◆ EXERCISE DIRECTIONS:
Of the lines in the records that follow, how many include the word "Hart"? Answer with a bare number.
-- START OF DATASET EXCERPTS --
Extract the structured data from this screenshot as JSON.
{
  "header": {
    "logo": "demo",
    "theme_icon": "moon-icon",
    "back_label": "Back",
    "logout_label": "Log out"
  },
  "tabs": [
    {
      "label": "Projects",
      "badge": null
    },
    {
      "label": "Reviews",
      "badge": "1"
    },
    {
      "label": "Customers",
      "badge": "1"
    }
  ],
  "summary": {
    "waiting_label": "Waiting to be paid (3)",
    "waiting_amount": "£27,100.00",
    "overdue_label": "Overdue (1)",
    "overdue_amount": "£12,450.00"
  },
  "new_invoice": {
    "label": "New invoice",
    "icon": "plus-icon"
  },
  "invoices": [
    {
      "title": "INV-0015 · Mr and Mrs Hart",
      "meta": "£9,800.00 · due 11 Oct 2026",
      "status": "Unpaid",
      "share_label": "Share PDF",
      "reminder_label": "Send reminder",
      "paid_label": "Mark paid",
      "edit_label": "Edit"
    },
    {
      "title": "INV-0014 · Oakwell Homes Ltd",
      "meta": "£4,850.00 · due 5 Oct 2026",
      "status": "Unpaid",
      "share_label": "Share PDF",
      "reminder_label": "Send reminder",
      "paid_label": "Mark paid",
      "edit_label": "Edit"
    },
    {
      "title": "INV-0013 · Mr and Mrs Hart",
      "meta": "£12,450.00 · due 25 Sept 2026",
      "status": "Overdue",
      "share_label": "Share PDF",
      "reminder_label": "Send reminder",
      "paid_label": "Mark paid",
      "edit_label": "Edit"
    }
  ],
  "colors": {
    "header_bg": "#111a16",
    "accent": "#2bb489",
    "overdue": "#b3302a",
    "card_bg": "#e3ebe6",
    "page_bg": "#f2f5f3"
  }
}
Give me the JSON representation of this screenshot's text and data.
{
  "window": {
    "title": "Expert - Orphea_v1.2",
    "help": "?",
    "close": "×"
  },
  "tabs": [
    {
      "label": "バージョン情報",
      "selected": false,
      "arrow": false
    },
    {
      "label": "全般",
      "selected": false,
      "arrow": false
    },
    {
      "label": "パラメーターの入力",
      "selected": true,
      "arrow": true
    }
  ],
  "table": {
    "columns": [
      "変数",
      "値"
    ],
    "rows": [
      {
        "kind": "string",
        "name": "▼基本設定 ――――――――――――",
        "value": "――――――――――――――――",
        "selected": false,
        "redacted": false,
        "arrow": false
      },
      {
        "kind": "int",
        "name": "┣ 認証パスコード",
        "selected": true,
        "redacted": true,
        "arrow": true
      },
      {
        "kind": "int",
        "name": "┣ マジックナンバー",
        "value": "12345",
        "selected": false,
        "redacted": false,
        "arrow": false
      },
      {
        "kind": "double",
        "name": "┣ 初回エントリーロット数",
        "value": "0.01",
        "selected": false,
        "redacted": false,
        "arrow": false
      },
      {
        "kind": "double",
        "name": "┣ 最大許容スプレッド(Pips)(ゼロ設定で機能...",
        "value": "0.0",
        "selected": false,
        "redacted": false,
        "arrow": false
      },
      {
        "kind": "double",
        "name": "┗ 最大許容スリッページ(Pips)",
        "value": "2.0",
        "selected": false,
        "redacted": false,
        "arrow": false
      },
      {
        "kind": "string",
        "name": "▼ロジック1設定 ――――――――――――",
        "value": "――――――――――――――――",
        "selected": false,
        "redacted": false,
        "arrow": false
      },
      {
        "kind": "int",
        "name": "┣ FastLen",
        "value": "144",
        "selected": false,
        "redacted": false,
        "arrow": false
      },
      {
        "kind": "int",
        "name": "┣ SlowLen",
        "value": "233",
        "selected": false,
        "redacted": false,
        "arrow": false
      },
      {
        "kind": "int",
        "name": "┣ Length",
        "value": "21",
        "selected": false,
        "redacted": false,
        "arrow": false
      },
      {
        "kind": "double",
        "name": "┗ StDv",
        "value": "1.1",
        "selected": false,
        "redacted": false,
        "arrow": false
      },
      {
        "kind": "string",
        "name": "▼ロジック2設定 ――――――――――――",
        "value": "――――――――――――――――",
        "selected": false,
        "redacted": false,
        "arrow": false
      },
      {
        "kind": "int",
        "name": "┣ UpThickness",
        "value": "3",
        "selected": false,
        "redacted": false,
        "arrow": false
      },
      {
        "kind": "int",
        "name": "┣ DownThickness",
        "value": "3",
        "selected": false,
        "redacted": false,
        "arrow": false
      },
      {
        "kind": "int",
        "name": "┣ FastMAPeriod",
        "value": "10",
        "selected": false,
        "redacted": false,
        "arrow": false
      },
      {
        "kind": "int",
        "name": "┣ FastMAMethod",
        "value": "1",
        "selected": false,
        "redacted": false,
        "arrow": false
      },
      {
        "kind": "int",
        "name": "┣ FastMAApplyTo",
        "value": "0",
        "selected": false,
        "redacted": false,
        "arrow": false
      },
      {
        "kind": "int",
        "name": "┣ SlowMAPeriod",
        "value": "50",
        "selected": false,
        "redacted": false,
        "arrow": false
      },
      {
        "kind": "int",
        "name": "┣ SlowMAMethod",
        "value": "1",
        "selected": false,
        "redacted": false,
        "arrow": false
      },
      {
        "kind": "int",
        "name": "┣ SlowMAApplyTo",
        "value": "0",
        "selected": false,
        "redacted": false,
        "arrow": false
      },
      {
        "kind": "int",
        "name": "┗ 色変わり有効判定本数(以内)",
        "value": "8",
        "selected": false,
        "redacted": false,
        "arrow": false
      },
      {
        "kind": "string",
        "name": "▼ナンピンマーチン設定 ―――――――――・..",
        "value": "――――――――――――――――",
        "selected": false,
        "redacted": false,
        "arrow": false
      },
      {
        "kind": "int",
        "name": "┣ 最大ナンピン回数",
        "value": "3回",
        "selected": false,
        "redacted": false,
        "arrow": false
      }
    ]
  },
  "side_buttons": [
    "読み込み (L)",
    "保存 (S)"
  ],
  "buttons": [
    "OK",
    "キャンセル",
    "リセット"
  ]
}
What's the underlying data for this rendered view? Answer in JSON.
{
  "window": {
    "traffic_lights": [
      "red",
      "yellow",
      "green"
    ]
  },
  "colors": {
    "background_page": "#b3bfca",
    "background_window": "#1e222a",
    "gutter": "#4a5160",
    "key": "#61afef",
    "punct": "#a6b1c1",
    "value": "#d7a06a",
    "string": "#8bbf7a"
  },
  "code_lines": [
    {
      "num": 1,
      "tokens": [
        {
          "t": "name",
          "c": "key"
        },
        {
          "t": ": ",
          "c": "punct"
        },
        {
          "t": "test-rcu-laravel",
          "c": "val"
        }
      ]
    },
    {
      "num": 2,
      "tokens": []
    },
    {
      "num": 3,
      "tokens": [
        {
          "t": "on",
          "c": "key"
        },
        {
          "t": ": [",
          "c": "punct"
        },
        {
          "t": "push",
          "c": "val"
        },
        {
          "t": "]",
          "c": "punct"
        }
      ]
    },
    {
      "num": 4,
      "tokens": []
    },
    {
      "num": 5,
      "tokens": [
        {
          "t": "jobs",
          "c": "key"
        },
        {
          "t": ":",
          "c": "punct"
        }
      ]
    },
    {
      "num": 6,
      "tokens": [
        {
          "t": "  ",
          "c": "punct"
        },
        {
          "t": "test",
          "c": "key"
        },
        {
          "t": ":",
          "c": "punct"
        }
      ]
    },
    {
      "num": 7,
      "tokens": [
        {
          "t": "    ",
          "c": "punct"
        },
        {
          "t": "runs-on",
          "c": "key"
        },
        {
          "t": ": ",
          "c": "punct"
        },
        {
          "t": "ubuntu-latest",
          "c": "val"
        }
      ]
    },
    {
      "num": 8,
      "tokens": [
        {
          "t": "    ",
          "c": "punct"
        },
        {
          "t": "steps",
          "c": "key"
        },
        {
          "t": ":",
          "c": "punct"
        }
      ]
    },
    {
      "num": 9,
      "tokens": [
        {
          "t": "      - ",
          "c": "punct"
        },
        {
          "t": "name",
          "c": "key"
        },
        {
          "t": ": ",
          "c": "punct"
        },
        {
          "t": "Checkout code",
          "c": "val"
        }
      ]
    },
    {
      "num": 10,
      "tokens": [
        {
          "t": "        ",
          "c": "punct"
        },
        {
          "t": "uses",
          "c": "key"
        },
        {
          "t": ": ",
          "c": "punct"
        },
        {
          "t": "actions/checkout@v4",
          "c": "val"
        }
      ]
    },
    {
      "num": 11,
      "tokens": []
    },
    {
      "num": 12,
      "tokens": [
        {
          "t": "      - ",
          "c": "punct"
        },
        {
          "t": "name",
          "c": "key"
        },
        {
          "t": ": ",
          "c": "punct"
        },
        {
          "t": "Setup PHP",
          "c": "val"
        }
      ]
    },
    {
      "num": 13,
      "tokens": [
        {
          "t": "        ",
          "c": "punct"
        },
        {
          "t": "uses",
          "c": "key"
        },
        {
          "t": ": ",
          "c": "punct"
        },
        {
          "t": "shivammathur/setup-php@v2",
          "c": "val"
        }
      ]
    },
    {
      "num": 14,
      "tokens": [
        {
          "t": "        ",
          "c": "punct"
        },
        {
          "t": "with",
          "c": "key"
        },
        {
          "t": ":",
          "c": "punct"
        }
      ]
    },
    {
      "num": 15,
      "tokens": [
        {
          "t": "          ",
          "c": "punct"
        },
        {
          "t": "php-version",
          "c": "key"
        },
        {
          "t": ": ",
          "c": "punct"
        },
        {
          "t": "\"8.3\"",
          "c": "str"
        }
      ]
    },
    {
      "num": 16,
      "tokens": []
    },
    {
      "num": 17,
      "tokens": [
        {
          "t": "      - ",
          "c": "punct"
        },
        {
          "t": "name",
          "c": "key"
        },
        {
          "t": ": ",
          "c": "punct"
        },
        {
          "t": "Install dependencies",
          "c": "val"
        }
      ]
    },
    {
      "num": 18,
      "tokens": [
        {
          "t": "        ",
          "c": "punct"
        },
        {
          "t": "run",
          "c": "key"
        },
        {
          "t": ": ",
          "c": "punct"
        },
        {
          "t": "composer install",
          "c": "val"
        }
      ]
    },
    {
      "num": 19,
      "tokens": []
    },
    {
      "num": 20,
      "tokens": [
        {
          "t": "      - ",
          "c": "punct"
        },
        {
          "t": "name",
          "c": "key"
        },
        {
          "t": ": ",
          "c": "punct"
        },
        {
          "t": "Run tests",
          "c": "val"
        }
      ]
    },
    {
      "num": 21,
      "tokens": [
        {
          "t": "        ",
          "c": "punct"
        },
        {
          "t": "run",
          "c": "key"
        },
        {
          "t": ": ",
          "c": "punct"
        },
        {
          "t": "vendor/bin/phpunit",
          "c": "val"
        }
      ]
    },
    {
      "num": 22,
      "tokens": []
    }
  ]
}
-- END OF DATASET EXCERPTS --
◆ REPLY:
2